-------- Data

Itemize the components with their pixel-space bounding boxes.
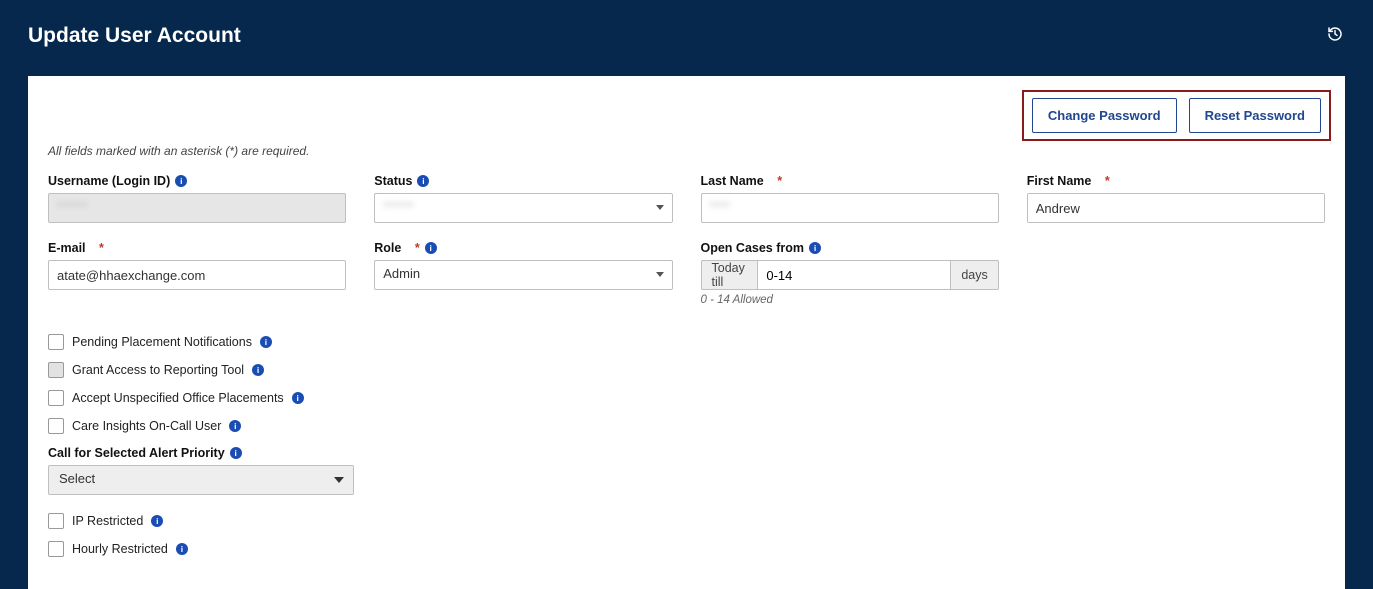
change-password-button[interactable]: Change Password (1032, 98, 1177, 133)
status-select[interactable]: ****** (374, 193, 672, 223)
page-header: Update User Account (4, 4, 1369, 76)
care-insights-checkbox[interactable] (48, 418, 64, 434)
open-cases-suffix: days (951, 260, 998, 290)
email-input[interactable] (48, 260, 346, 290)
password-actions-highlight: Change Password Reset Password (1022, 90, 1331, 141)
grant-reporting-label: Grant Access to Reporting Tool (72, 363, 244, 377)
hourly-restricted-label: Hourly Restricted (72, 542, 168, 556)
info-icon[interactable]: i (176, 543, 188, 555)
info-icon[interactable]: i (292, 392, 304, 404)
info-icon[interactable]: i (230, 447, 242, 459)
info-icon[interactable]: i (175, 175, 187, 187)
pending-placement-label: Pending Placement Notifications (72, 335, 252, 349)
firstname-input[interactable] (1027, 193, 1325, 223)
info-icon[interactable]: i (252, 364, 264, 376)
status-label: Status i (374, 174, 672, 188)
ip-restricted-checkbox[interactable] (48, 513, 64, 529)
page-title: Update User Account (28, 24, 1345, 48)
email-label: E-mail * (48, 241, 346, 255)
open-cases-input[interactable] (757, 260, 951, 290)
hourly-restricted-checkbox[interactable] (48, 541, 64, 557)
info-icon[interactable]: i (809, 242, 821, 254)
username-label: Username (Login ID) i (48, 174, 346, 188)
open-cases-label: Open Cases from i (701, 241, 999, 255)
role-select[interactable]: Admin (374, 260, 672, 290)
lastname-input[interactable]: **** (701, 193, 999, 223)
grant-reporting-checkbox[interactable] (48, 362, 64, 378)
reset-password-button[interactable]: Reset Password (1189, 98, 1321, 133)
care-insights-label: Care Insights On-Call User (72, 419, 221, 433)
accept-unspecified-checkbox[interactable] (48, 390, 64, 406)
info-icon[interactable]: i (425, 242, 437, 254)
firstname-label: First Name * (1027, 174, 1325, 188)
accept-unspecified-label: Accept Unspecified Office Placements (72, 391, 284, 405)
username-input: ****** (48, 193, 346, 223)
role-label: Role * i (374, 241, 672, 255)
info-icon[interactable]: i (151, 515, 163, 527)
open-cases-prefix: Today till (701, 260, 758, 290)
history-icon[interactable] (1327, 26, 1343, 47)
lastname-label: Last Name * (701, 174, 999, 188)
form-panel: Change Password Reset Password All field… (28, 76, 1345, 589)
alert-priority-select[interactable]: Select (48, 465, 354, 495)
pending-placement-checkbox[interactable] (48, 334, 64, 350)
required-fields-note: All fields marked with an asterisk (*) a… (48, 144, 1325, 158)
info-icon[interactable]: i (417, 175, 429, 187)
ip-restricted-label: IP Restricted (72, 514, 143, 528)
info-icon[interactable]: i (229, 420, 241, 432)
open-cases-hint: 0 - 14 Allowed (701, 294, 999, 306)
info-icon[interactable]: i (260, 336, 272, 348)
alert-priority-label: Call for Selected Alert Priority i (48, 446, 1325, 460)
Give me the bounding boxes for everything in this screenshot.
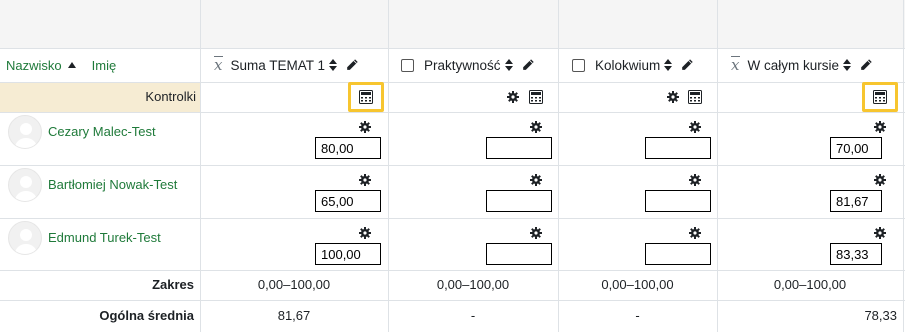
calculator-highlight[interactable] (348, 82, 384, 112)
checkbox-icon[interactable] (572, 58, 585, 72)
grade-input[interactable] (830, 190, 882, 212)
grade-input[interactable] (645, 243, 711, 265)
grade-input[interactable] (486, 190, 552, 212)
column-header-kolokwium: Kolokwium (572, 48, 715, 82)
average-label: Ogólna średnia (99, 308, 194, 323)
pencil-icon[interactable] (680, 58, 694, 72)
calculator-highlight[interactable] (862, 82, 898, 112)
range-value: 0,00–100,00 (257, 277, 331, 292)
gear-icon[interactable] (530, 227, 542, 239)
column-header-label[interactable]: Praktywność (424, 58, 501, 73)
gear-icon[interactable] (689, 174, 701, 186)
controls-label: Kontrolki (145, 89, 196, 104)
grader-table: Nazwisko Imię x Suma TEMAT 1 Praktywność… (0, 0, 905, 332)
aggregate-icon: x (731, 56, 741, 74)
column-header-w-calym-kursie: x W całym kursie (731, 48, 901, 82)
sort-icon[interactable] (664, 58, 673, 72)
gear-icon[interactable] (359, 121, 371, 133)
student-name-link[interactable]: Edmund Turek-Test (48, 230, 161, 245)
pencil-icon[interactable] (521, 58, 535, 72)
pencil-icon[interactable] (345, 58, 359, 72)
column-header-suma-temat-1: x Suma TEMAT 1 (214, 48, 386, 82)
gear-icon[interactable] (667, 91, 679, 103)
calculator-icon (359, 90, 373, 104)
sort-icon[interactable] (329, 58, 338, 72)
grade-input[interactable] (486, 137, 552, 159)
column-header-label[interactable]: W całym kursie (747, 58, 839, 73)
aggregate-icon: x (214, 56, 224, 74)
table-top-area (0, 0, 905, 48)
student-name-link[interactable]: Cezary Malec-Test (48, 124, 156, 139)
gear-icon[interactable] (530, 121, 542, 133)
surname-sort-link[interactable]: Nazwisko (6, 58, 62, 73)
range-label: Zakres (152, 277, 194, 292)
gear-icon[interactable] (530, 174, 542, 186)
avatar-icon (8, 168, 42, 202)
gear-icon[interactable] (359, 227, 371, 239)
sort-asc-icon[interactable] (67, 62, 76, 68)
column-header-label[interactable]: Suma TEMAT 1 (230, 58, 325, 73)
sort-icon[interactable] (504, 58, 513, 72)
gear-icon[interactable] (689, 121, 701, 133)
column-header-praktywnosc: Praktywność (401, 48, 556, 82)
average-value: 78,33 (864, 308, 897, 323)
pencil-icon[interactable] (859, 58, 873, 72)
grade-input[interactable] (315, 190, 381, 212)
name-sort-header: Nazwisko Imię (6, 48, 196, 82)
gear-icon[interactable] (874, 121, 886, 133)
range-value: 0,00–100,00 (601, 277, 674, 292)
grade-input[interactable] (315, 137, 381, 159)
gear-icon[interactable] (689, 227, 701, 239)
grade-input[interactable] (486, 243, 552, 265)
grade-input[interactable] (830, 243, 882, 265)
calculator-icon[interactable] (688, 90, 702, 104)
avatar-icon (8, 221, 42, 255)
sort-icon[interactable] (842, 58, 851, 72)
range-value: 0,00–100,00 (436, 277, 510, 292)
gear-icon[interactable] (874, 227, 886, 239)
avatar-icon (8, 115, 42, 149)
student-name-link[interactable]: Bartłomiej Nowak-Test (48, 177, 177, 192)
average-value: - (470, 308, 476, 323)
grade-input[interactable] (645, 190, 711, 212)
grade-input[interactable] (830, 137, 882, 159)
gear-icon[interactable] (359, 174, 371, 186)
range-value: 0,00–100,00 (773, 277, 847, 292)
firstname-sort-link[interactable]: Imię (92, 58, 117, 73)
calculator-icon (873, 90, 887, 104)
gear-icon[interactable] (874, 174, 886, 186)
grade-input[interactable] (315, 243, 381, 265)
average-value: 81,67 (277, 308, 311, 323)
checkbox-icon[interactable] (401, 58, 414, 72)
grade-input[interactable] (645, 137, 711, 159)
calculator-icon[interactable] (529, 90, 543, 104)
column-header-label[interactable]: Kolokwium (595, 58, 660, 73)
gear-icon[interactable] (507, 91, 519, 103)
average-value: - (635, 308, 640, 323)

----------------

Please rewrite every listing above, changing "info-icon" to "help-icon" wherever it occurs and keeping everything else unchanged. Leave the pictures out of your answer.

### Solved problem
Itemize the components with their pixel-space bounding boxes.
change-password-button[interactable]: Change Password (1032, 98, 1177, 133)
status-select[interactable]: ****** (374, 193, 672, 223)
page-header: Update User Account (4, 4, 1369, 76)
care-insights-checkbox[interactable] (48, 418, 64, 434)
open-cases-suffix: days (951, 260, 998, 290)
email-input[interactable] (48, 260, 346, 290)
password-actions-highlight: Change Password Reset Password (1022, 90, 1331, 141)
grant-reporting-label: Grant Access to Reporting Tool (72, 363, 244, 377)
hourly-restricted-label: Hourly Restricted (72, 542, 168, 556)
help-icon[interactable]: i (176, 543, 188, 555)
help-icon[interactable]: i (292, 392, 304, 404)
help-icon[interactable]: i (230, 447, 242, 459)
help-icon[interactable]: i (175, 175, 187, 187)
pending-placement-label: Pending Placement Notifications (72, 335, 252, 349)
firstname-input[interactable] (1027, 193, 1325, 223)
help-icon[interactable]: i (252, 364, 264, 376)
status-label: Status i (374, 174, 672, 188)
ip-restricted-checkbox[interactable] (48, 513, 64, 529)
page-title: Update User Account (28, 24, 1345, 48)
email-label: E-mail * (48, 241, 346, 255)
open-cases-input[interactable] (757, 260, 951, 290)
hourly-restricted-checkbox[interactable] (48, 541, 64, 557)
help-icon[interactable]: i (809, 242, 821, 254)
username-label: Username (Login ID) i (48, 174, 346, 188)
open-cases-label: Open Cases from i (701, 241, 999, 255)
role-select[interactable]: Admin (374, 260, 672, 290)
lastname-input[interactable]: **** (701, 193, 999, 223)
grant-reporting-checkbox[interactable] (48, 362, 64, 378)
reset-password-button[interactable]: Reset Password (1189, 98, 1321, 133)
care-insights-label: Care Insights On-Call User (72, 419, 221, 433)
accept-unspecified-checkbox[interactable] (48, 390, 64, 406)
help-icon[interactable]: i (425, 242, 437, 254)
firstname-label: First Name * (1027, 174, 1325, 188)
accept-unspecified-label: Accept Unspecified Office Placements (72, 391, 284, 405)
username-input: ****** (48, 193, 346, 223)
role-label: Role * i (374, 241, 672, 255)
help-icon[interactable]: i (151, 515, 163, 527)
open-cases-prefix: Today till (701, 260, 758, 290)
history-icon[interactable] (1327, 26, 1343, 47)
lastname-label: Last Name * (701, 174, 999, 188)
form-panel: Change Password Reset Password All field… (28, 76, 1345, 589)
alert-priority-select[interactable]: Select (48, 465, 354, 495)
pending-placement-checkbox[interactable] (48, 334, 64, 350)
required-fields-note: All fields marked with an asterisk (*) a… (48, 144, 1325, 158)
help-icon[interactable]: i (417, 175, 429, 187)
ip-restricted-label: IP Restricted (72, 514, 143, 528)
help-icon[interactable]: i (229, 420, 241, 432)
open-cases-hint: 0 - 14 Allowed (701, 294, 999, 306)
help-icon[interactable]: i (260, 336, 272, 348)
alert-priority-label: Call for Selected Alert Priority i (48, 446, 1325, 460)
Give me the bounding boxes for everything in this screenshot.
calculator-highlight[interactable] (348, 82, 384, 112)
checkbox-icon[interactable] (572, 58, 585, 72)
grade-input[interactable] (830, 190, 882, 212)
grade-input[interactable] (645, 243, 711, 265)
grade-input[interactable] (486, 190, 552, 212)
column-header-kolokwium: Kolokwium (572, 48, 715, 82)
average-label: Ogólna średnia (99, 308, 194, 323)
pencil-icon[interactable] (680, 58, 694, 72)
calculator-highlight[interactable] (862, 82, 898, 112)
range-value: 0,00–100,00 (257, 277, 331, 292)
gear-icon[interactable] (530, 227, 542, 239)
column-header-label[interactable]: Praktywność (424, 58, 501, 73)
gear-icon[interactable] (689, 174, 701, 186)
controls-label: Kontrolki (145, 89, 196, 104)
grader-table: Nazwisko Imię x Suma TEMAT 1 Praktywność… (0, 0, 905, 332)
aggregate-icon: x (731, 56, 741, 74)
column-header-w-calym-kursie: x W całym kursie (731, 48, 901, 82)
sort-icon[interactable] (664, 58, 673, 72)
gear-icon[interactable] (359, 121, 371, 133)
student-name-link[interactable]: Edmund Turek-Test (48, 230, 161, 245)
pencil-icon[interactable] (521, 58, 535, 72)
pencil-icon[interactable] (345, 58, 359, 72)
column-header-suma-temat-1: x Suma TEMAT 1 (214, 48, 386, 82)
gear-icon[interactable] (667, 91, 679, 103)
calculator-icon (359, 90, 373, 104)
sort-icon[interactable] (329, 58, 338, 72)
grade-input[interactable] (486, 137, 552, 159)
column-header-label[interactable]: W całym kursie (747, 58, 839, 73)
aggregate-icon: x (214, 56, 224, 74)
table-top-area (0, 0, 905, 48)
student-name-link[interactable]: Cezary Malec-Test (48, 124, 156, 139)
gear-icon[interactable] (530, 121, 542, 133)
surname-sort-link[interactable]: Nazwisko (6, 58, 62, 73)
range-label: Zakres (152, 277, 194, 292)
gear-icon[interactable] (530, 174, 542, 186)
avatar-icon (8, 168, 42, 202)
gear-icon[interactable] (359, 227, 371, 239)
sort-asc-icon[interactable] (67, 62, 76, 68)
column-header-label[interactable]: Suma TEMAT 1 (230, 58, 325, 73)
sort-icon[interactable] (504, 58, 513, 72)
gear-icon[interactable] (689, 121, 701, 133)
column-header-praktywnosc: Praktywność (401, 48, 556, 82)
average-value: 78,33 (864, 308, 897, 323)
pencil-icon[interactable] (859, 58, 873, 72)
grade-input[interactable] (315, 190, 381, 212)
name-sort-header: Nazwisko Imię (6, 48, 196, 82)
gear-icon[interactable] (874, 121, 886, 133)
range-value: 0,00–100,00 (601, 277, 674, 292)
grade-input[interactable] (315, 137, 381, 159)
gear-icon[interactable] (689, 227, 701, 239)
grade-input[interactable] (486, 243, 552, 265)
grade-input[interactable] (830, 243, 882, 265)
calculator-icon[interactable] (688, 90, 702, 104)
avatar-icon (8, 221, 42, 255)
sort-icon[interactable] (842, 58, 851, 72)
range-value: 0,00–100,00 (436, 277, 510, 292)
gear-icon[interactable] (874, 227, 886, 239)
avatar-icon (8, 115, 42, 149)
student-name-link[interactable]: Bartłomiej Nowak-Test (48, 177, 177, 192)
average-value: - (470, 308, 476, 323)
grade-input[interactable] (645, 190, 711, 212)
grade-input[interactable] (830, 137, 882, 159)
gear-icon[interactable] (359, 174, 371, 186)
range-value: 0,00–100,00 (773, 277, 847, 292)
firstname-sort-link[interactable]: Imię (92, 58, 117, 73)
calculator-icon (873, 90, 887, 104)
gear-icon[interactable] (874, 174, 886, 186)
grade-input[interactable] (315, 243, 381, 265)
average-value: 81,67 (277, 308, 311, 323)
checkbox-icon[interactable] (401, 58, 414, 72)
grade-input[interactable] (645, 137, 711, 159)
calculator-icon[interactable] (529, 90, 543, 104)
column-header-label[interactable]: Kolokwium (595, 58, 660, 73)
gear-icon[interactable] (507, 91, 519, 103)
average-value: - (635, 308, 640, 323)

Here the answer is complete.